## Provided data:
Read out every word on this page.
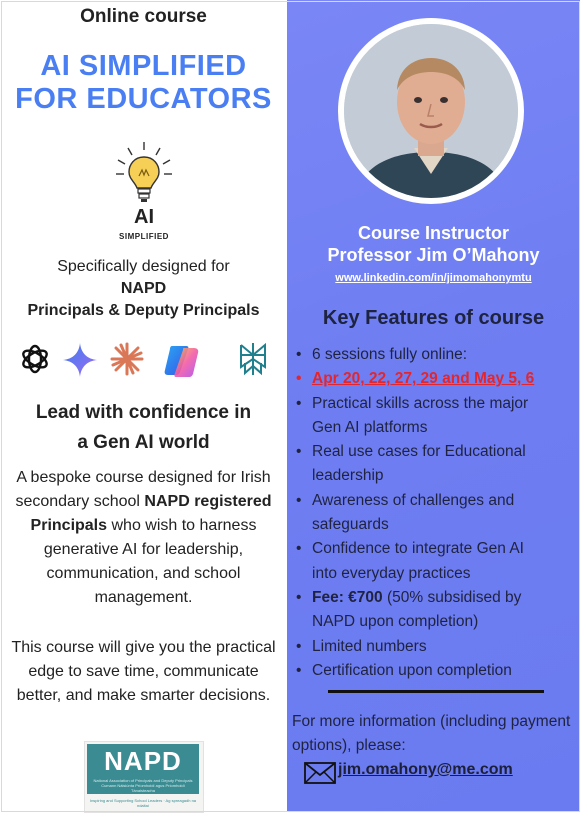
Online course
AI SIMPLIFIED
FOR EDUCATORS
AI
SIMPLIFIED
Specifically designed for
NAPD
Principals & Deputy Principals
Lead with confidence in
a Gen AI world
A bespoke course designed for Irish secondary school NAPD registered Principals who wish to harness generative AI for leadership, communication, and school management.
This course will give you the practical edge to save time, communicate better, and make smarter decisions.
NAPD
National Association of Principals and Deputy Principals Cumann Náisiúnta Príomhoidí agus Príomhoidí Tánaisteacha
Inspiring and Supporting School Leaders · Ag spreagadh na ndaltaí
Course Instructor
Professor Jim O’Mahony
www.linkedin.com/in/jimomahonymtu
Key Features of course
• 6 sessions fully online:
• Apr 20, 22, 27, 29 and May 5, 6
• Practical skills across the major
Gen AI platforms
• Real use cases for Educational
leadership
• Awareness of challenges and
safeguards
• Confidence to integrate Gen AI
into everyday practices
• Fee: €700 (50% subsidised by
NAPD upon completion)
• Limited numbers
• Certification upon completion
For more information (including payment options), please:
jim.omahony@me.com
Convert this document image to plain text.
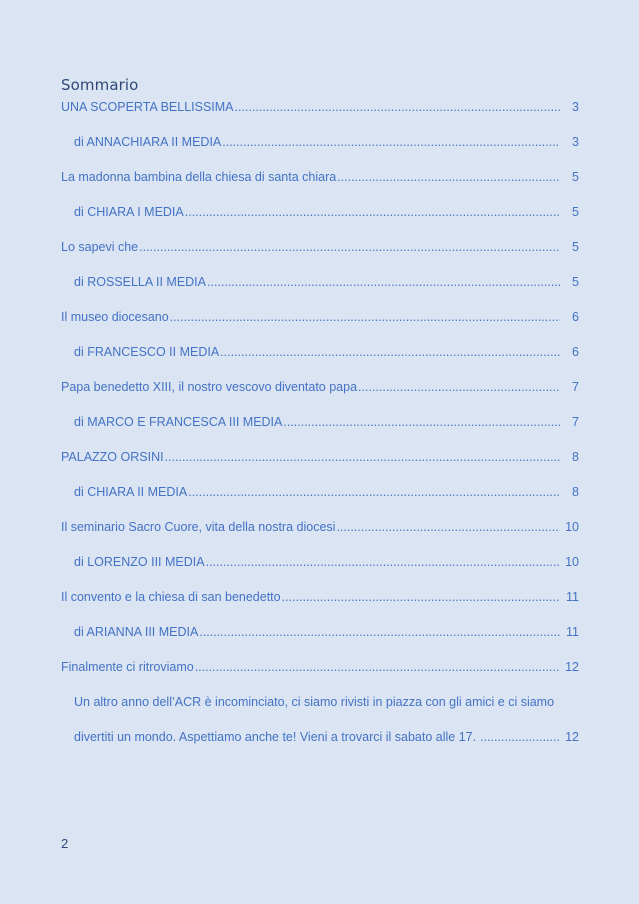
Sommario
UNA SCOPERTA BELLISSIMA .....	3
di ANNACHIARA II MEDIA .....	3
La madonna bambina della chiesa di santa chiara .....	5
di CHIARA I MEDIA .....	5
Lo sapevi che .....	5
di ROSSELLA II MEDIA .....	5
Il museo diocesano .....	6
di FRANCESCO II MEDIA .....	6
Papa benedetto XIII, il nostro vescovo diventato papa .....	7
di MARCO E FRANCESCA III MEDIA .....	7
PALAZZO ORSINI .....	8
di CHIARA II MEDIA .....	8
Il seminario Sacro Cuore, vita della nostra diocesi .....	10
di LORENZO III MEDIA .....	10
Il convento e la chiesa di san benedetto .....	11
di ARIANNA III MEDIA .....	11
Finalmente ci ritroviamo .....	12
Un altro anno dell’ACR è incominciato, ci siamo rivisti in piazza con gli amici e ci siamo
divertiti un mondo. Aspettiamo anche te! Vieni a trovarci il sabato alle 17. .....	12
2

## The problem:
Copy exactly the lines from the one containing "Convert this document image to plain text." through the final line of the records above, both included, and leave out any pictures.

## Exercise solution:
Convert this document image to plain text.
Sommario
UNA SCOPERTA BELLISSIMA .....	3
di ANNACHIARA II MEDIA .....	3
La madonna bambina della chiesa di santa chiara .....	5
di CHIARA I MEDIA .....	5
Lo sapevi che .....	5
di ROSSELLA II MEDIA .....	5
Il museo diocesano .....	6
di FRANCESCO II MEDIA .....	6
Papa benedetto XIII, il nostro vescovo diventato papa .....	7
di MARCO E FRANCESCA III MEDIA .....	7
PALAZZO ORSINI .....	8
di CHIARA II MEDIA .....	8
Il seminario Sacro Cuore, vita della nostra diocesi .....	10
di LORENZO III MEDIA .....	10
Il convento e la chiesa di san benedetto .....	11
di ARIANNA III MEDIA .....	11
Finalmente ci ritroviamo .....	12
Un altro anno dell’ACR è incominciato, ci siamo rivisti in piazza con gli amici e ci siamo
divertiti un mondo. Aspettiamo anche te! Vieni a trovarci il sabato alle 17. .....	12
2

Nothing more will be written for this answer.